_What is being asked:_
Search the records for "triangle" and copy each line that holds it.

_Data section:_
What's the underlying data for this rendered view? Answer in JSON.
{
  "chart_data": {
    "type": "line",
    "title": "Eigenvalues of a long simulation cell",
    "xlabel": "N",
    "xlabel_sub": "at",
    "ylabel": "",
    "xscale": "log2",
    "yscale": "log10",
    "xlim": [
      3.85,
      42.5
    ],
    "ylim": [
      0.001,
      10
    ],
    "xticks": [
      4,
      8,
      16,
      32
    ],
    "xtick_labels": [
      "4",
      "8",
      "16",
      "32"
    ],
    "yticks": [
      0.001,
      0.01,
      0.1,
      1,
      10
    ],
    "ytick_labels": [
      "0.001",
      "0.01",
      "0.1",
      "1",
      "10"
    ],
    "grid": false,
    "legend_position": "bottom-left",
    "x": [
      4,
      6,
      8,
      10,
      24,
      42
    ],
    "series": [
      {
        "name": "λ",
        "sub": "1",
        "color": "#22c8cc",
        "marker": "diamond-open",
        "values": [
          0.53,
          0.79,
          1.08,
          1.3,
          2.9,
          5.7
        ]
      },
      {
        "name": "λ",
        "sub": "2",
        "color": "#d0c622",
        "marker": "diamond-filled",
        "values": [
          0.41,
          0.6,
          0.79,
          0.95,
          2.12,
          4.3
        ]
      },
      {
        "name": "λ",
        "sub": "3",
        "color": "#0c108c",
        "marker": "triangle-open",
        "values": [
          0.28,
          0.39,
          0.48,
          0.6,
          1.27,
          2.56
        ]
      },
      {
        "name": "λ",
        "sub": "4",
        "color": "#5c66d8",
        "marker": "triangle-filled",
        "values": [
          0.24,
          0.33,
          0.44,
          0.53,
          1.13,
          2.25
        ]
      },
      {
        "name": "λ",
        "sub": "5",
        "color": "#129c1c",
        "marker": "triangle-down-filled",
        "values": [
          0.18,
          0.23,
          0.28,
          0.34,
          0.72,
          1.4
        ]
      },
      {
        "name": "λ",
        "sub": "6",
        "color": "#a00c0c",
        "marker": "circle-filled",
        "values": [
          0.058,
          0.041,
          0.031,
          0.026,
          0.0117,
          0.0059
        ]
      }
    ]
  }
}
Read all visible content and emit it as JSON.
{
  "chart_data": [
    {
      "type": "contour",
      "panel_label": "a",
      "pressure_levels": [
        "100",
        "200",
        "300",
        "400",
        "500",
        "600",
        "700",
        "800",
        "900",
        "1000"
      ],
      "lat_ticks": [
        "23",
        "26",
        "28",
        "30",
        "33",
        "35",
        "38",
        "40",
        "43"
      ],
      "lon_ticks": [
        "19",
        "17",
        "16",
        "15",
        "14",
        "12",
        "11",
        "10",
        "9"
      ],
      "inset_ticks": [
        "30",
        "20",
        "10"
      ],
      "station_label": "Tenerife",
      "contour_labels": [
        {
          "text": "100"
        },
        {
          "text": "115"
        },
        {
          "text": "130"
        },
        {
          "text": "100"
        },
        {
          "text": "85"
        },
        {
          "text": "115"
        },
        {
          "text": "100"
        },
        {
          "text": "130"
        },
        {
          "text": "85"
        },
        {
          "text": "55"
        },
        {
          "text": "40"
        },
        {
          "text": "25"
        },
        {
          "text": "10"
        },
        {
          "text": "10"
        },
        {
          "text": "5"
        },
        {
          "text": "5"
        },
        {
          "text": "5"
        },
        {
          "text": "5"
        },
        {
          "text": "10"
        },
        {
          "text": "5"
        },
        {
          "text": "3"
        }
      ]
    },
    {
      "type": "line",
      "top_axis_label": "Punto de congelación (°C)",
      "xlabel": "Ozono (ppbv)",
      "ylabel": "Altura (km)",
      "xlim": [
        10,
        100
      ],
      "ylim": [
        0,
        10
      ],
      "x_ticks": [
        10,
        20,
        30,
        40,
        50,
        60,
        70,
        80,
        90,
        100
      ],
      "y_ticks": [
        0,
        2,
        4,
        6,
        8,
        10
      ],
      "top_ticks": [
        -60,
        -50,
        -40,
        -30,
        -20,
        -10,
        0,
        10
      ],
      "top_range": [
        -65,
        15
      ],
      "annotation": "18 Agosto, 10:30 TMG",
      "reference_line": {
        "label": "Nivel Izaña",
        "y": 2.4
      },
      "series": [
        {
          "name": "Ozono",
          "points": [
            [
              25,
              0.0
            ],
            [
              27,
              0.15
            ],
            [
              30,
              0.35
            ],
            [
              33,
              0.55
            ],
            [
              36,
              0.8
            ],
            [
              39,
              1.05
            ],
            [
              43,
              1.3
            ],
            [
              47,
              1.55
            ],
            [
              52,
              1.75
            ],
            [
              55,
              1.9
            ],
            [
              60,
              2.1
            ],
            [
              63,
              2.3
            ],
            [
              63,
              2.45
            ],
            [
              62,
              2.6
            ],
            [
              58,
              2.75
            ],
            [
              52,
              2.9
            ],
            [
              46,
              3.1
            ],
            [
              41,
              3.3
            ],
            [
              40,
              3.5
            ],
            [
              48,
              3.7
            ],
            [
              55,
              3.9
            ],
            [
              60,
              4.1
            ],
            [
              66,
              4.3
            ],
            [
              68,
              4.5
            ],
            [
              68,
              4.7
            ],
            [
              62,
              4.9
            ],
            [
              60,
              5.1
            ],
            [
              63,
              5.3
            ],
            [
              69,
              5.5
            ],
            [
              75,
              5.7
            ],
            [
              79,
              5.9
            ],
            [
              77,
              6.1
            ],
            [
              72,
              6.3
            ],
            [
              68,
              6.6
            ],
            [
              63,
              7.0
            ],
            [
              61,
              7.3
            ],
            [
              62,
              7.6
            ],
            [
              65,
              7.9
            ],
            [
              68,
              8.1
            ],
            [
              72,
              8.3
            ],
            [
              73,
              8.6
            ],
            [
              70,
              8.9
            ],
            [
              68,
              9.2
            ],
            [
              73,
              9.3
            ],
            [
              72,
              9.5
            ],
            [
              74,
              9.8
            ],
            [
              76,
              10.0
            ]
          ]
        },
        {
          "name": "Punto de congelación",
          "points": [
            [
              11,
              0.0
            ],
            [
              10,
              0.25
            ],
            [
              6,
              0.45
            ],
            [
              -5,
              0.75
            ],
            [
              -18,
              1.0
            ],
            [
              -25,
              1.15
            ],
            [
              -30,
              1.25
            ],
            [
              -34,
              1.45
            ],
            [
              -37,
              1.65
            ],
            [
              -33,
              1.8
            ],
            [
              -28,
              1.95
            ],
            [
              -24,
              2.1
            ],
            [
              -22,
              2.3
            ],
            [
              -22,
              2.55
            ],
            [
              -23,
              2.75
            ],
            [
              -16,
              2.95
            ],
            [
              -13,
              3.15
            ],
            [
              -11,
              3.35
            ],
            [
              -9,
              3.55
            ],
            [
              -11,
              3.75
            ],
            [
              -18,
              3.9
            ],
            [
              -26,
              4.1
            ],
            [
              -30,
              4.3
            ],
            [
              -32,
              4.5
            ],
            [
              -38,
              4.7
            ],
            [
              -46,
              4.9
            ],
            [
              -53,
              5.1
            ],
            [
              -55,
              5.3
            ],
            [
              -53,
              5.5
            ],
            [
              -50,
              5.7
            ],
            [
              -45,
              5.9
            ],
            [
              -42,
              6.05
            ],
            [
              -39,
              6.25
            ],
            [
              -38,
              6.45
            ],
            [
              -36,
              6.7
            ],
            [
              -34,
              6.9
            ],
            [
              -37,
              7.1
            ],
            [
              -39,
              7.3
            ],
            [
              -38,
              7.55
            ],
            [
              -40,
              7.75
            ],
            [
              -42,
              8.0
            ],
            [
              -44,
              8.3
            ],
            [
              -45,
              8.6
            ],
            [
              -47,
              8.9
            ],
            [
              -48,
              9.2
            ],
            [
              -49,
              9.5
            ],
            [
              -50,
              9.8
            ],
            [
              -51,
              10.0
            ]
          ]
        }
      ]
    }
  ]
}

_Result of the task:_
        "marker": "triangle-open",
        "marker": "triangle-filled",
        "marker": "triangle-down-filled",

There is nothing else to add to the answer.